====== TASK INPUTS ======

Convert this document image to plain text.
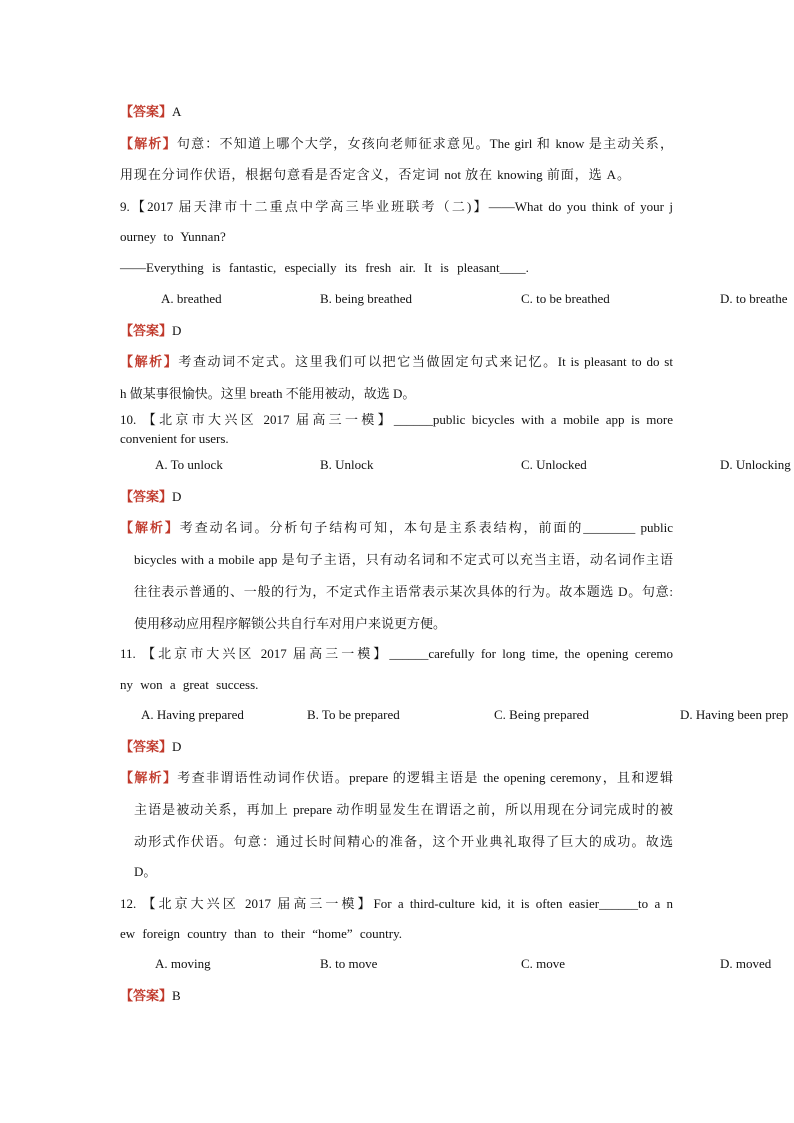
【答案】A
【解析】句意：不知道上哪个大学，女孩向老师征求意见。The girl 和 know 是主动关系，
用现在分词作伏语，根据句意看是否定含义，否定词 not 放在 knowing 前面，选 A。
9.【2017 届天津市十二重点中学高三毕业班联考（二)】——What do you think of your j
ourney to Yunnan?
——Everything is fantastic, especially its fresh air. It is pleasant____.
A. breathed	B. being breathed	C. to be breathed	D. to breathe
【答案】D
【解析】考查动词不定式。这里我们可以把它当做固定句式来记忆。It is pleasant to do st
h 做某事很愉快。这里 breath 不能用被动，故选 D。
10. 【北京市大兴区 2017 届高三一模】______public bicycles with a mobile app is more
convenient for users.
A. To unlock	B. Unlock	C. Unlocked	D. Unlocking
【答案】D
【解析】考查动名词。分析句子结构可知，本句是主系表结构，前面的________ public
bicycles with a mobile app 是句子主语，只有动名词和不定式可以充当主语，动名词作主语
往往表示普通的、一般的行为，不定式作主语常表示某次具体的行为。故本题选 D。句意:
使用移动应用程序解锁公共自行车对用户来说更方便。
11. 【北京市大兴区 2017 届高三一模】______carefully for long time, the opening ceremo
ny won a great success.
A. Having prepared	B. To be prepared	C. Being prepared	D. Having been prep
【答案】D
【解析】考查非谓语性动词作伏语。prepare 的逻辑主语是 the opening ceremony，且和逻辑
主语是被动关系，再加上 prepare 动作明显发生在谓语之前，所以用现在分词完成时的被
动形式作伏语。句意：通过长时间精心的准备，这个开业典礼取得了巨大的成功。故选
D。
12. 【北京大兴区 2017 届高三一模】For a third-culture kid, it is often easier______to a n
ew foreign country than to their “home” country.
A. moving	B. to move	C. move	D. moved
【答案】B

======

SHORT TASK: Pull every line containing "届高三一模" out of the data above.

RESULT:
10. 【北京市大兴区 2017 届高三一模】______public bicycles with a mobile app is more
11. 【北京市大兴区 2017 届高三一模】______carefully for long time, the opening ceremo
12. 【北京大兴区 2017 届高三一模】For a third-culture kid, it is often easier______to a n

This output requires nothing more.